▸ What the exercise asks: Transcribe the records that follow, preserving every word.

▸ Supplied records:
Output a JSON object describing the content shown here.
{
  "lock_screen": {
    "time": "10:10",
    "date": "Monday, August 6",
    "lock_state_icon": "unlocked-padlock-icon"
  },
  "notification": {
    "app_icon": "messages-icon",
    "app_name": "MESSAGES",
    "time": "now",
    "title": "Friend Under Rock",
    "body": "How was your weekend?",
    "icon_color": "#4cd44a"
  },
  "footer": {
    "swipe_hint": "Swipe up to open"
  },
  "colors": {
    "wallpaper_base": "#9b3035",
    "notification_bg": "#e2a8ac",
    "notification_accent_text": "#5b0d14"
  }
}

▸ Expected answer:
Output a JSON object describing the content shown here.
{
  "lock_screen": {
    "time": "10:10",
    "date": "Monday, August 6",
    "lock_state_icon": "unlocked-padlock-icon"
  },
  "notification": {
    "app_icon": "messages-icon",
    "app_name": "MESSAGES",
    "time": "now",
    "title": "Friend Under Rock",
    "body": "How was your weekend?",
    "icon_color": "#4cd44a"
  },
  "footer": {
    "swipe_hint": "Swipe up to open"
  },
  "colors": {
    "wallpaper_base": "#9b3035",
    "notification_bg": "#e2a8ac",
    "notification_accent_text": "#5b0d14"
  }
}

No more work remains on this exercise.